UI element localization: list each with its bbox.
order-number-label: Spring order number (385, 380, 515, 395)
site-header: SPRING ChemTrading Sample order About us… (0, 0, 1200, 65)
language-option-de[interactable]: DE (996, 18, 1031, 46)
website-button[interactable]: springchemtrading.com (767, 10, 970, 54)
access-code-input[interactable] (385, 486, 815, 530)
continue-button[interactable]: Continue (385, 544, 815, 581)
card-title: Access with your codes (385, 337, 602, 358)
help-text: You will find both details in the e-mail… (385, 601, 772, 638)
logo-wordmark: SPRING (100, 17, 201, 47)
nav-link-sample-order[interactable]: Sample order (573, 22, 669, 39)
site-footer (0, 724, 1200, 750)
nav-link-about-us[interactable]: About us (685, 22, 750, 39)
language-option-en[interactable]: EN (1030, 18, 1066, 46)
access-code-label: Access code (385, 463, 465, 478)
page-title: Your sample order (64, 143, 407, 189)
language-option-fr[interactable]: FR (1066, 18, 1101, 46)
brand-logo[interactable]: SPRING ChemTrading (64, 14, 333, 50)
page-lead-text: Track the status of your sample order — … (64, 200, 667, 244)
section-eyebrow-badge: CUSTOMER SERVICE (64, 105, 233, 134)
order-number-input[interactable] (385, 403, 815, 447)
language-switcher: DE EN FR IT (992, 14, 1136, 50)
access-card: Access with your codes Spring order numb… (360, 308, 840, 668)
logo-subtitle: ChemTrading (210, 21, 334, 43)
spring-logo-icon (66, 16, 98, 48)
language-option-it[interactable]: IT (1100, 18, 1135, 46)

*EXERCISE PROMPT:*
Copy every row shown above, line for line and without any changes.

*WRITTEN SOLUTION:*
UI element localization: list each with its bbox.
order-number-label: Spring order number (385, 380, 515, 395)
site-header: SPRING ChemTrading Sample order About us… (0, 0, 1200, 65)
language-option-de[interactable]: DE (996, 18, 1031, 46)
website-button[interactable]: springchemtrading.com (767, 10, 970, 54)
access-code-input[interactable] (385, 486, 815, 530)
continue-button[interactable]: Continue (385, 544, 815, 581)
card-title: Access with your codes (385, 337, 602, 358)
help-text: You will find both details in the e-mail… (385, 601, 772, 638)
logo-wordmark: SPRING (100, 17, 201, 47)
nav-link-sample-order[interactable]: Sample order (573, 22, 669, 39)
site-footer (0, 724, 1200, 750)
nav-link-about-us[interactable]: About us (685, 22, 750, 39)
language-option-en[interactable]: EN (1030, 18, 1066, 46)
access-code-label: Access code (385, 463, 465, 478)
page-title: Your sample order (64, 143, 407, 189)
language-option-fr[interactable]: FR (1066, 18, 1101, 46)
brand-logo[interactable]: SPRING ChemTrading (64, 14, 333, 50)
page-lead-text: Track the status of your sample order — … (64, 200, 667, 244)
section-eyebrow-badge: CUSTOMER SERVICE (64, 105, 233, 134)
order-number-input[interactable] (385, 403, 815, 447)
language-switcher: DE EN FR IT (992, 14, 1136, 50)
access-card: Access with your codes Spring order numb… (360, 308, 840, 668)
logo-subtitle: ChemTrading (210, 21, 334, 43)
spring-logo-icon (66, 16, 98, 48)
language-option-it[interactable]: IT (1100, 18, 1135, 46)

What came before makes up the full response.